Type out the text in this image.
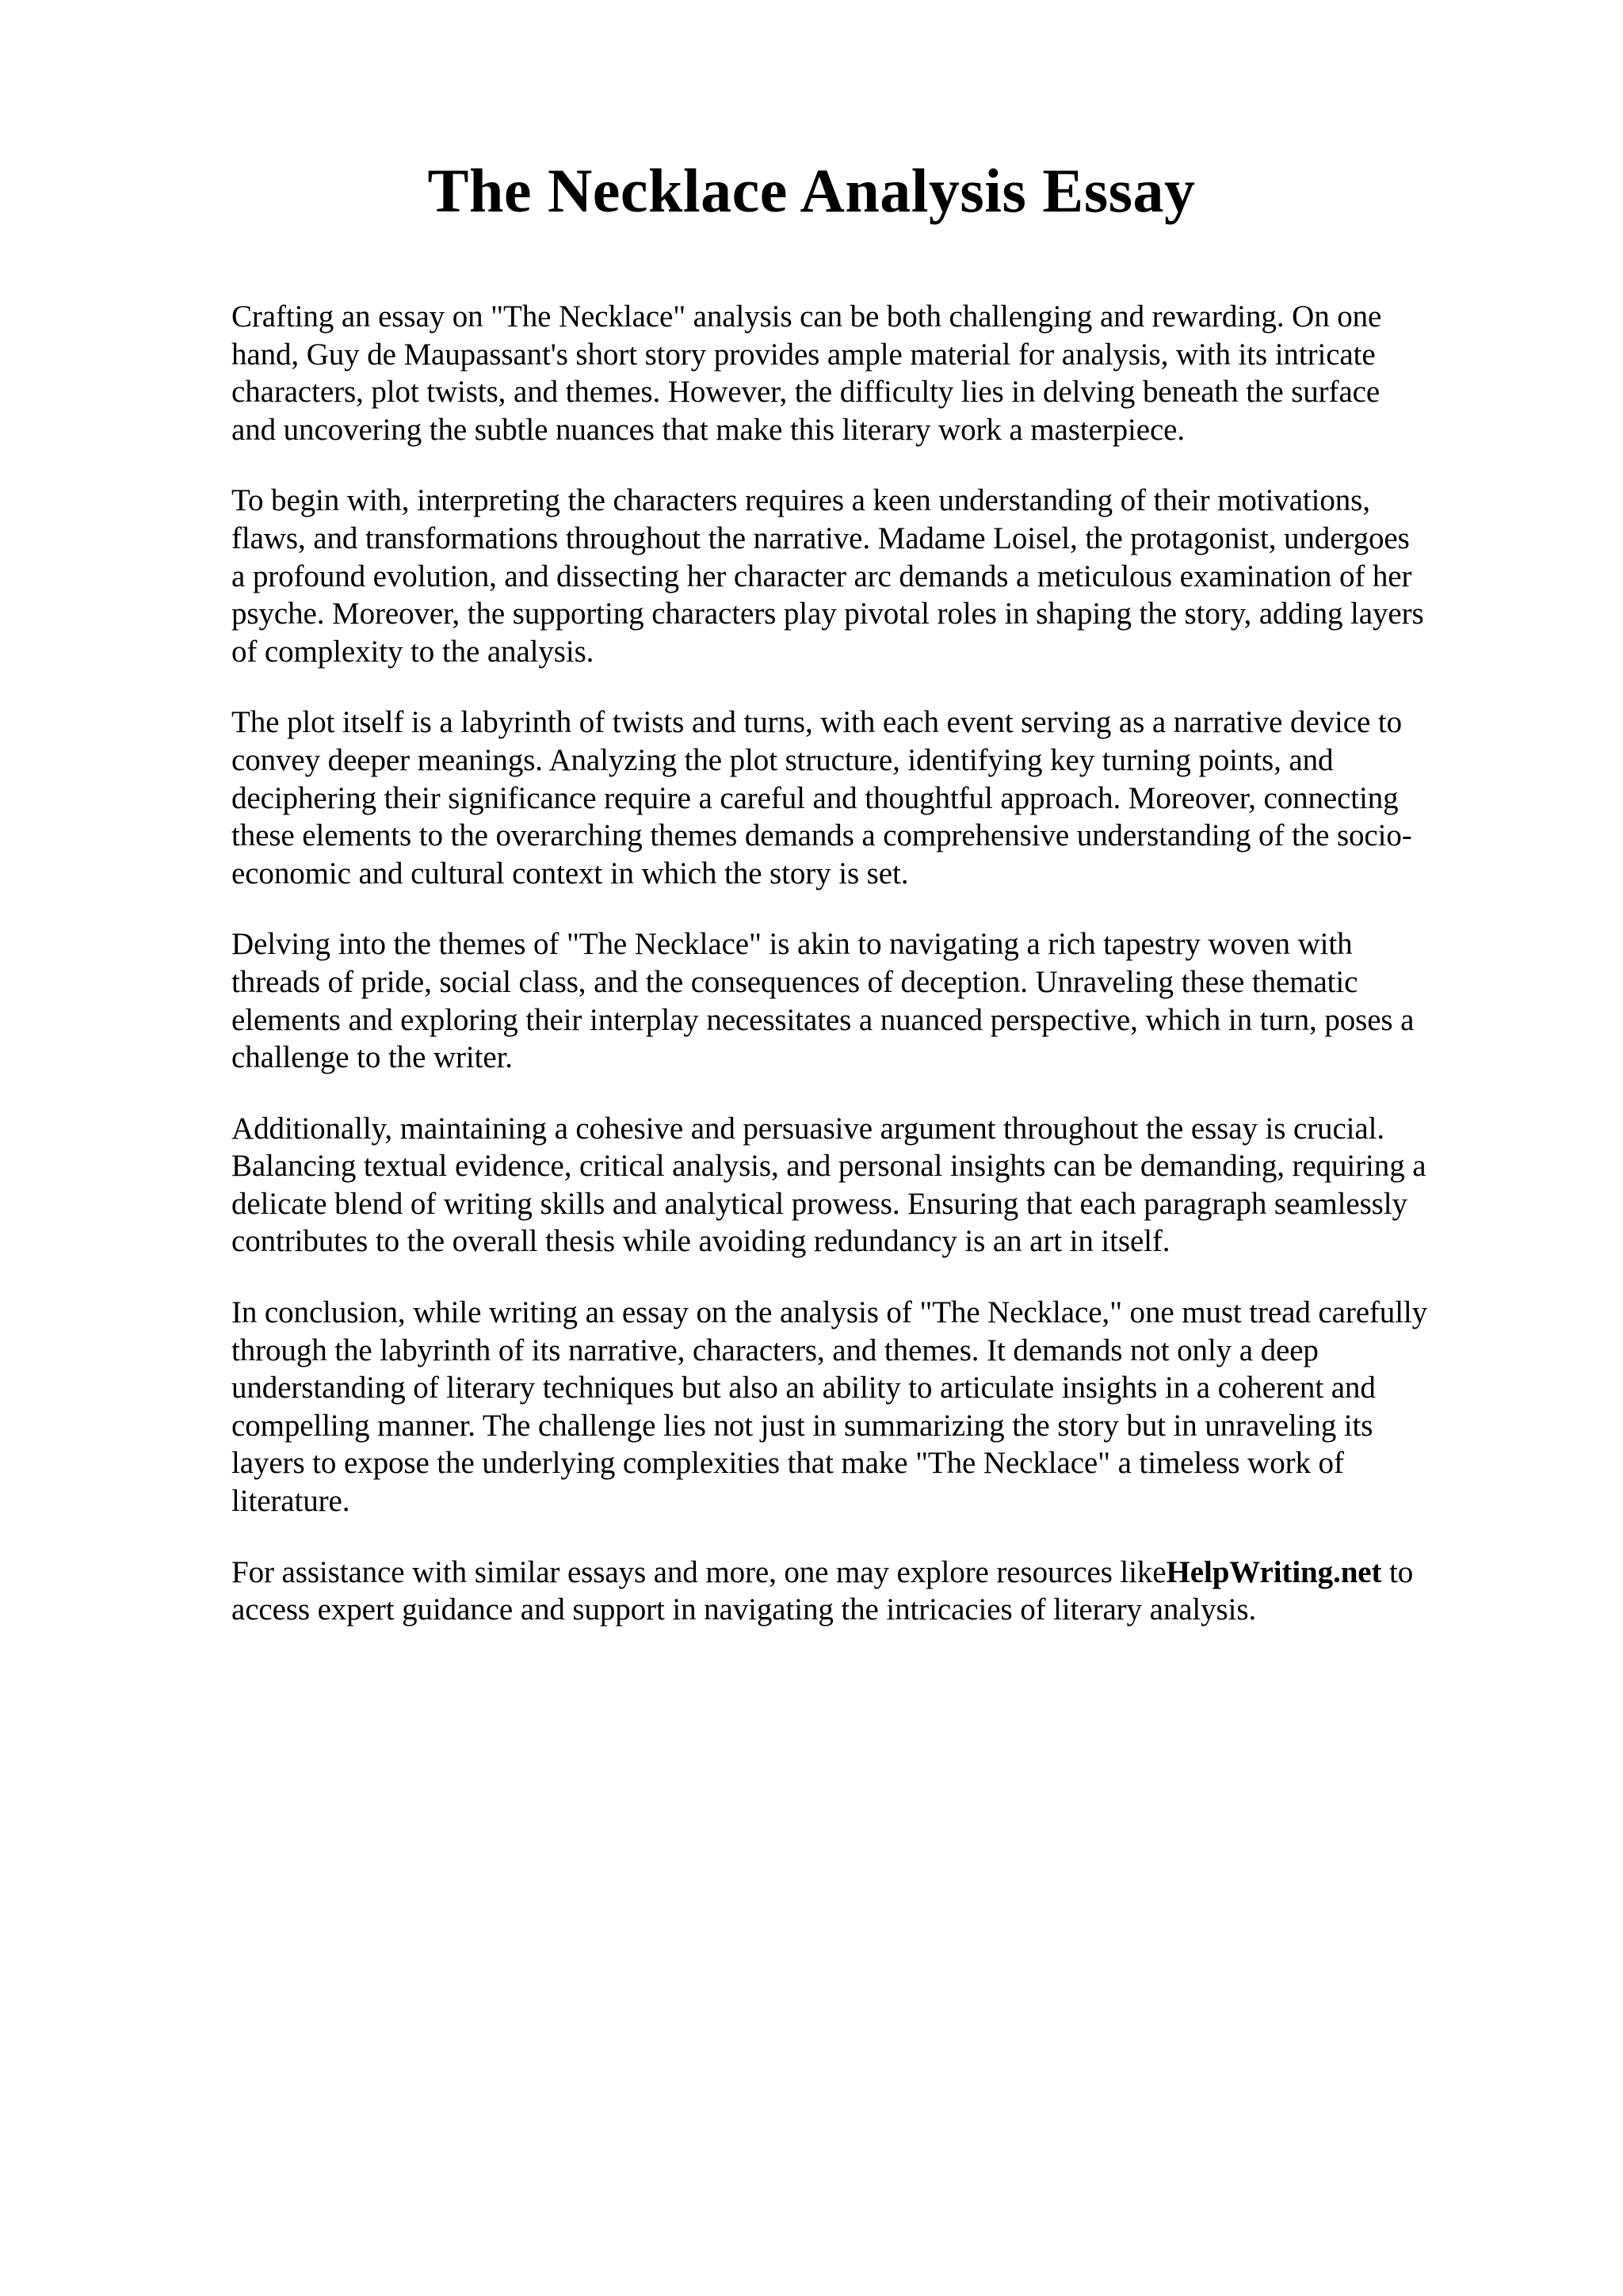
The Necklace Analysis Essay

Crafting an essay on "The Necklace" analysis can be both challenging and rewarding. On one
hand, Guy de Maupassant's short story provides ample material for analysis, with its intricate
characters, plot twists, and themes. However, the difficulty lies in delving beneath the surface
and uncovering the subtle nuances that make this literary work a masterpiece.

To begin with, interpreting the characters requires a keen understanding of their motivations,
flaws, and transformations throughout the narrative. Madame Loisel, the protagonist, undergoes
a profound evolution, and dissecting her character arc demands a meticulous examination of her
psyche. Moreover, the supporting characters play pivotal roles in shaping the story, adding layers
of complexity to the analysis.

The plot itself is a labyrinth of twists and turns, with each event serving as a narrative device to
convey deeper meanings. Analyzing the plot structure, identifying key turning points, and
deciphering their significance require a careful and thoughtful approach. Moreover, connecting
these elements to the overarching themes demands a comprehensive understanding of the socio-
economic and cultural context in which the story is set.

Delving into the themes of "The Necklace" is akin to navigating a rich tapestry woven with
threads of pride, social class, and the consequences of deception. Unraveling these thematic
elements and exploring their interplay necessitates a nuanced perspective, which in turn, poses a
challenge to the writer.

Additionally, maintaining a cohesive and persuasive argument throughout the essay is crucial.
Balancing textual evidence, critical analysis, and personal insights can be demanding, requiring a
delicate blend of writing skills and analytical prowess. Ensuring that each paragraph seamlessly
contributes to the overall thesis while avoiding redundancy is an art in itself.

In conclusion, while writing an essay on the analysis of "The Necklace," one must tread carefully
through the labyrinth of its narrative, characters, and themes. It demands not only a deep
understanding of literary techniques but also an ability to articulate insights in a coherent and
compelling manner. The challenge lies not just in summarizing the story but in unraveling its
layers to expose the underlying complexities that make "The Necklace" a timeless work of
literature.

For assistance with similar essays and more, one may explore resources likeHelpWriting.net to
access expert guidance and support in navigating the intricacies of literary analysis.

=====

#### Stated goal:
Within the material above, find the lines that contain the word "throughout"; copy them.

#### Task result:
flaws, and transformations throughout the narrative. Madame Loisel, the protagonist, undergoes
Additionally, maintaining a cohesive and persuasive argument throughout the essay is crucial.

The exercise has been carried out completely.